[GIVEN INSTRUCTION] Copy out every line that contains the word "channel".

Records about charts and figures:
----------

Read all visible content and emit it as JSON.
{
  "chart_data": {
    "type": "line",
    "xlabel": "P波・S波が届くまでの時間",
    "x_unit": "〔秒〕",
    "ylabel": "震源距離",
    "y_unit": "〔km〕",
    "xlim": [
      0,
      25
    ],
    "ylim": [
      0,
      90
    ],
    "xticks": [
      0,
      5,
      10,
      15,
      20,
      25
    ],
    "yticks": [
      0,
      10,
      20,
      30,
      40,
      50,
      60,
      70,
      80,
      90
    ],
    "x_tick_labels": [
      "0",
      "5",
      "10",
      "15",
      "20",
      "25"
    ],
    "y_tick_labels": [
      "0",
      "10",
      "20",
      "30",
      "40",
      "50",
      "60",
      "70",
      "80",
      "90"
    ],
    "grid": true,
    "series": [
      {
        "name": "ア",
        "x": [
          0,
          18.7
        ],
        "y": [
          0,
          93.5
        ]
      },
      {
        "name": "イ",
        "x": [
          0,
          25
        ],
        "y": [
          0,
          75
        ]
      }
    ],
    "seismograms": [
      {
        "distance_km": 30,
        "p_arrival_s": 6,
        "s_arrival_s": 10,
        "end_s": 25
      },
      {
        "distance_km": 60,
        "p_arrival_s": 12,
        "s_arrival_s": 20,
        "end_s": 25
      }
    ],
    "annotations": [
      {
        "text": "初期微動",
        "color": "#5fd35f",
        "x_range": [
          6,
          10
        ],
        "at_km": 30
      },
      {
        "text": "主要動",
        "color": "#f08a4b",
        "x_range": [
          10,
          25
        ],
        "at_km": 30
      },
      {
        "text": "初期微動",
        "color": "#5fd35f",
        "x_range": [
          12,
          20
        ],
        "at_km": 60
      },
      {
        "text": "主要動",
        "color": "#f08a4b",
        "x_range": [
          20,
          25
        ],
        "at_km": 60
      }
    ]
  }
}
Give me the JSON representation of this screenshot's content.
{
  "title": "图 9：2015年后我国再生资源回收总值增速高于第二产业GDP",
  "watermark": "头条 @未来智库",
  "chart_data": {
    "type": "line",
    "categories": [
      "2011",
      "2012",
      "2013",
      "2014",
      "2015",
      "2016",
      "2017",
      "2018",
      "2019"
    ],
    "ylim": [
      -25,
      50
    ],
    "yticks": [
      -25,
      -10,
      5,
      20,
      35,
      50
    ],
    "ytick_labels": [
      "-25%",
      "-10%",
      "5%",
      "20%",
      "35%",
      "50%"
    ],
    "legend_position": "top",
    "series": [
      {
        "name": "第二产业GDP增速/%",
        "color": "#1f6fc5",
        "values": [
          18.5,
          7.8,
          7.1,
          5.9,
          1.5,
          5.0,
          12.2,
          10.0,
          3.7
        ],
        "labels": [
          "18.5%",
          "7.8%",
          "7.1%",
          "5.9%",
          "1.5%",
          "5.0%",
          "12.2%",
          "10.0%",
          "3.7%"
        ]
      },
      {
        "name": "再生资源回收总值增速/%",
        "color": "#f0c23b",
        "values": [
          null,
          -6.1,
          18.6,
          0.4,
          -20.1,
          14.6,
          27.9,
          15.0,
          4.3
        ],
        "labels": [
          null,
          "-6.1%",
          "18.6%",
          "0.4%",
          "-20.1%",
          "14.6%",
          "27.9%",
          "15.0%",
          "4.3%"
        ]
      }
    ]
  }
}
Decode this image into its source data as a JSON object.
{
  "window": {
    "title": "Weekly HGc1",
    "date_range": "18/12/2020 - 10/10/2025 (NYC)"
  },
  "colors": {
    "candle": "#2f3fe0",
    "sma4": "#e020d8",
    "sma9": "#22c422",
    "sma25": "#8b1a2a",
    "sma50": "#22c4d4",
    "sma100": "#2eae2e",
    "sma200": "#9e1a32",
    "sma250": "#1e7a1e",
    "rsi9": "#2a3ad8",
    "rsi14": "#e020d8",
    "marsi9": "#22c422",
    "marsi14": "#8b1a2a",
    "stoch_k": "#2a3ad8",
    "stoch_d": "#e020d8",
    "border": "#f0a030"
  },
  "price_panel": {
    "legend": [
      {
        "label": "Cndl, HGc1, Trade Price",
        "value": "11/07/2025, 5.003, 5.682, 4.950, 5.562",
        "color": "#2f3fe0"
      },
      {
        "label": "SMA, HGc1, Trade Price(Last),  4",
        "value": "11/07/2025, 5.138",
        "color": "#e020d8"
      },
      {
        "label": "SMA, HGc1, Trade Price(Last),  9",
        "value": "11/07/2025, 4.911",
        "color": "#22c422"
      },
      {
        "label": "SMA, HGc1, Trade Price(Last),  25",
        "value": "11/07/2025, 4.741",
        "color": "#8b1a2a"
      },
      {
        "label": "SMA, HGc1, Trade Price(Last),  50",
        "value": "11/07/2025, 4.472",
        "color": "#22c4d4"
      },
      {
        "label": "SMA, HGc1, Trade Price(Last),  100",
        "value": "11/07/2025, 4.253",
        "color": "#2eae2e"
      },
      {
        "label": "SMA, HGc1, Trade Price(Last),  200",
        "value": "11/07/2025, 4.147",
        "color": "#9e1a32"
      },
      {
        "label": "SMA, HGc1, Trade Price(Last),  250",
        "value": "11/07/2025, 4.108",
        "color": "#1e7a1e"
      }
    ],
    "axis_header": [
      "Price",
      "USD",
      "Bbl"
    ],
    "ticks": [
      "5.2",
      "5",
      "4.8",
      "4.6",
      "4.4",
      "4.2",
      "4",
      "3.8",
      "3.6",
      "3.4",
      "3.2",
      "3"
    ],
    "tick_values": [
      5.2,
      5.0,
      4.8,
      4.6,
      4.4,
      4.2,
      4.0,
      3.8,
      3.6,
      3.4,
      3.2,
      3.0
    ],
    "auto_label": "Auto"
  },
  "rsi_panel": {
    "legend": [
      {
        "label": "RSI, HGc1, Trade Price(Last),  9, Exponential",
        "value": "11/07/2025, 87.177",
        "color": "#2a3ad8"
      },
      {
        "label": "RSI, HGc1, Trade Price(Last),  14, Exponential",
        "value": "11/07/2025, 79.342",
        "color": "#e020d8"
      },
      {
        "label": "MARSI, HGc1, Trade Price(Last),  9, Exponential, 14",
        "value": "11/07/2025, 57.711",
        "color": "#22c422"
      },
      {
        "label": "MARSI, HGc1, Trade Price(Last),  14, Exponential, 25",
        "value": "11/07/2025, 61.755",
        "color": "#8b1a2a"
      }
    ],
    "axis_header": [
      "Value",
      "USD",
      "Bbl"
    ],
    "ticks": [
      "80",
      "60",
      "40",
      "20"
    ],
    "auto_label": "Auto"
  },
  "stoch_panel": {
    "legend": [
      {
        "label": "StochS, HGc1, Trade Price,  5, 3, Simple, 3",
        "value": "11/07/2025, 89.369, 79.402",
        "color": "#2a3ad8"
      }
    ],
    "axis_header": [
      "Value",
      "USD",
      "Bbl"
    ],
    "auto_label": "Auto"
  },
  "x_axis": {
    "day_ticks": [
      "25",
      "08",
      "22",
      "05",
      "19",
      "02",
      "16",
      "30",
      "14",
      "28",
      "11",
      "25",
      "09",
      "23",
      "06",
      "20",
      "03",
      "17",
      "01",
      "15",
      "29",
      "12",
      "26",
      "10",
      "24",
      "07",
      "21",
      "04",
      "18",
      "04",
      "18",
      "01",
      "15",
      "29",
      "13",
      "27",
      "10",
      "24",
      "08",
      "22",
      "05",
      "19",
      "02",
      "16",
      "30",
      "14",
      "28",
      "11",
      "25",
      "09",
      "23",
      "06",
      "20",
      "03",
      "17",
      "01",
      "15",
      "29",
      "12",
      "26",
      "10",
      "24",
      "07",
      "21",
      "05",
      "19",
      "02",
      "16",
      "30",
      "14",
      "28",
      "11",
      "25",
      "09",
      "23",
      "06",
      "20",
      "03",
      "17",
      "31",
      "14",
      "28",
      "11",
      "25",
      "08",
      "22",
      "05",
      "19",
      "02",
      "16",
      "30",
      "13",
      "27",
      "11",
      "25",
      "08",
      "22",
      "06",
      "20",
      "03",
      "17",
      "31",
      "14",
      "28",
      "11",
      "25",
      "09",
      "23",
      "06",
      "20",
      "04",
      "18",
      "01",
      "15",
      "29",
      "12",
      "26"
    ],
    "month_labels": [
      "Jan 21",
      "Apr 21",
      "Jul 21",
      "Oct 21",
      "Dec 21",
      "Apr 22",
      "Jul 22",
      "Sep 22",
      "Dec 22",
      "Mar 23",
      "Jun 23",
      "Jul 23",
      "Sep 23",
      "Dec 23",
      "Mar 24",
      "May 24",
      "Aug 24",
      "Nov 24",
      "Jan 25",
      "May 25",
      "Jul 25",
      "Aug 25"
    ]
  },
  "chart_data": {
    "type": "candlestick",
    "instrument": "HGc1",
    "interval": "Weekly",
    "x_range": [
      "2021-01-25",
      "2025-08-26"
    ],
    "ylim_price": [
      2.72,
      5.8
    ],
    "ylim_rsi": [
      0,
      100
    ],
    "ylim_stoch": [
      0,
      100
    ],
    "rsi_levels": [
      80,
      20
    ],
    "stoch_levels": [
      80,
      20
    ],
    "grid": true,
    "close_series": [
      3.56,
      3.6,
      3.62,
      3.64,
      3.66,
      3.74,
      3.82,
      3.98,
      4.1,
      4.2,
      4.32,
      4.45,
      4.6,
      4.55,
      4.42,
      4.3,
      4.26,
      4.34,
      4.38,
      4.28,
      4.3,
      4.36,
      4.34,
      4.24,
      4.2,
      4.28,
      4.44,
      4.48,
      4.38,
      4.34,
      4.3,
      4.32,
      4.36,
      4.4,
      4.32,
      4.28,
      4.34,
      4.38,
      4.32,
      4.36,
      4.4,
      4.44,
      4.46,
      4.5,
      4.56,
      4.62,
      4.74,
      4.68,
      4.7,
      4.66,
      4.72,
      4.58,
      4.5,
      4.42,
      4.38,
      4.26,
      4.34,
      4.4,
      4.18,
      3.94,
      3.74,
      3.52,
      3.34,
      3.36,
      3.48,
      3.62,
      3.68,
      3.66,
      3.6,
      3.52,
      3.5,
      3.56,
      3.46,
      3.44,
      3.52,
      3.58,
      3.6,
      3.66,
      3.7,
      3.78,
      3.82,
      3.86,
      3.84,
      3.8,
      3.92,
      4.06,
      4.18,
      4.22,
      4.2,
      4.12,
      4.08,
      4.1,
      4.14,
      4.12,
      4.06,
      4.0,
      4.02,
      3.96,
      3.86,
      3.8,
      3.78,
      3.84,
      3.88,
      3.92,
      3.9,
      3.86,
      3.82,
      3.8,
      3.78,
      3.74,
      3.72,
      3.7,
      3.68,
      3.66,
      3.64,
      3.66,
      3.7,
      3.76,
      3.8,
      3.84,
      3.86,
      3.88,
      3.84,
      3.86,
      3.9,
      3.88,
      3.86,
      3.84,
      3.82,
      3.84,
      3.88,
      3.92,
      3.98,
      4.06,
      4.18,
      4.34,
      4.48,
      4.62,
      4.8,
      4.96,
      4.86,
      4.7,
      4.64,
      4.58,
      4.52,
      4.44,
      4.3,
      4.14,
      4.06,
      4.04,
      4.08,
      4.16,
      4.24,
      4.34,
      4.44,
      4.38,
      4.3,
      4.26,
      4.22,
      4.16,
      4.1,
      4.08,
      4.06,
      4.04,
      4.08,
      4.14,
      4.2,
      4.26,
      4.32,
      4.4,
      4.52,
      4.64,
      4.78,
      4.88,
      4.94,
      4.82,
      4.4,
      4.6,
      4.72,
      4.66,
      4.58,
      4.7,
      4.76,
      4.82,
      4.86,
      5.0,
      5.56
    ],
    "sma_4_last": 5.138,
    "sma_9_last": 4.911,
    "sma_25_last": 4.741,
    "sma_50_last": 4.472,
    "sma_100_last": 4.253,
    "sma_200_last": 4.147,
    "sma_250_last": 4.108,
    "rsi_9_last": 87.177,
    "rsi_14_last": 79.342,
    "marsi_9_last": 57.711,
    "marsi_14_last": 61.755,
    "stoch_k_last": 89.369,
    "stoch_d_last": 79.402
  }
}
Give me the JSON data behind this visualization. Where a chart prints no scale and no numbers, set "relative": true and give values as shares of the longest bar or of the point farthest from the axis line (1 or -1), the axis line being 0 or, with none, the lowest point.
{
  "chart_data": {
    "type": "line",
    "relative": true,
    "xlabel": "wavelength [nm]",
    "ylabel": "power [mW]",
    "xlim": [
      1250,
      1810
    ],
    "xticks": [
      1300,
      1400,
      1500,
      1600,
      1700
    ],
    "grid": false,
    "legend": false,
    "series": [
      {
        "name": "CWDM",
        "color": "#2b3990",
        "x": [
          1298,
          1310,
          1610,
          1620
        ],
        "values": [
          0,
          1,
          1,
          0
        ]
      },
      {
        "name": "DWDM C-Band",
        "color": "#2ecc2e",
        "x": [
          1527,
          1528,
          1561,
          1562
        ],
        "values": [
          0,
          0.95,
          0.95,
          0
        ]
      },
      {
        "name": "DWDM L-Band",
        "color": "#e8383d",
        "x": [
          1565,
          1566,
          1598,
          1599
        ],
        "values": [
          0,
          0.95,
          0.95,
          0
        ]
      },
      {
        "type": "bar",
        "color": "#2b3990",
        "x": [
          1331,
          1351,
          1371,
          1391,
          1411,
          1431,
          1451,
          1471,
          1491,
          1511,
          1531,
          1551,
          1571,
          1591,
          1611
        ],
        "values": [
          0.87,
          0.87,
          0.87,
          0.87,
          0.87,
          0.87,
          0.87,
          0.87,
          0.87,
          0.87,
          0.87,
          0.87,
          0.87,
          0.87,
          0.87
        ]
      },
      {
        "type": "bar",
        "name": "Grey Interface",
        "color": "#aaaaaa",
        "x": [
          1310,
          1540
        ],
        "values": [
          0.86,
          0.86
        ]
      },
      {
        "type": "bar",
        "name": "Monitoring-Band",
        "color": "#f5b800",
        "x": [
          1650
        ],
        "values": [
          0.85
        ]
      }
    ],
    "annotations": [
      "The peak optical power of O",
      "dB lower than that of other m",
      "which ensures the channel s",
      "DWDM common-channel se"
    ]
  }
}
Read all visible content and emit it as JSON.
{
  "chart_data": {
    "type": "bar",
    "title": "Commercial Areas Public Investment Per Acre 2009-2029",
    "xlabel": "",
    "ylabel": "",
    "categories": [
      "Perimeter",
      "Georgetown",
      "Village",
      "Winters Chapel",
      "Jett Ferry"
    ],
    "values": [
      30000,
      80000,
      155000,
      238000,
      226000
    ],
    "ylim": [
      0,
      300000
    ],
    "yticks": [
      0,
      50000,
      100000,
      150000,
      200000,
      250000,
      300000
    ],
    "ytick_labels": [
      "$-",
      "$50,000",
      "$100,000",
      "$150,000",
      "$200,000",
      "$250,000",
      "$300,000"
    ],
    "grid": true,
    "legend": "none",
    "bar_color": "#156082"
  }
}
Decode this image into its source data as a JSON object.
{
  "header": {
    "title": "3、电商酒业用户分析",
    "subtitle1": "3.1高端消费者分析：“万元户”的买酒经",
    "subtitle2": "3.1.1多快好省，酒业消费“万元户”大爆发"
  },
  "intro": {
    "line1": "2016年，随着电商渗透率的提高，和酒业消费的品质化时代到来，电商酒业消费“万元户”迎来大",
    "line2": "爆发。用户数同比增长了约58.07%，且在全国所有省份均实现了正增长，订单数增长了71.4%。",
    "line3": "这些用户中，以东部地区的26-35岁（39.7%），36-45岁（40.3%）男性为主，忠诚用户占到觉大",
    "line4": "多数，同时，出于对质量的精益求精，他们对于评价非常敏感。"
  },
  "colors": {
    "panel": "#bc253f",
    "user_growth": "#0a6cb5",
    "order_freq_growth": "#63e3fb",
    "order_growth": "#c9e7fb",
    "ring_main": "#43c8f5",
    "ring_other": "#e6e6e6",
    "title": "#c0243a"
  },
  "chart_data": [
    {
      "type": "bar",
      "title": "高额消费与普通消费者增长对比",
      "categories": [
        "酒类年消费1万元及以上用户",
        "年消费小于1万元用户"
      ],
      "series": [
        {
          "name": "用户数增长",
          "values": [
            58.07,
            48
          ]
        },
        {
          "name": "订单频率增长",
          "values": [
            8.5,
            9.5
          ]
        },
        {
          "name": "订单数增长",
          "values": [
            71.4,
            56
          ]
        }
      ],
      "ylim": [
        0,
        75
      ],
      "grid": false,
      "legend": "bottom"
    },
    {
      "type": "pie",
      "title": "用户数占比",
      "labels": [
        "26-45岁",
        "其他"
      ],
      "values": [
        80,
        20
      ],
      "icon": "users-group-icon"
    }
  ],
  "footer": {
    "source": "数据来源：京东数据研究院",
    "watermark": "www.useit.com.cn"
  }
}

----------

[RESPONSE TO THIS EXERCISE]
      "which ensures the channel s",
      "DWDM common-channel se"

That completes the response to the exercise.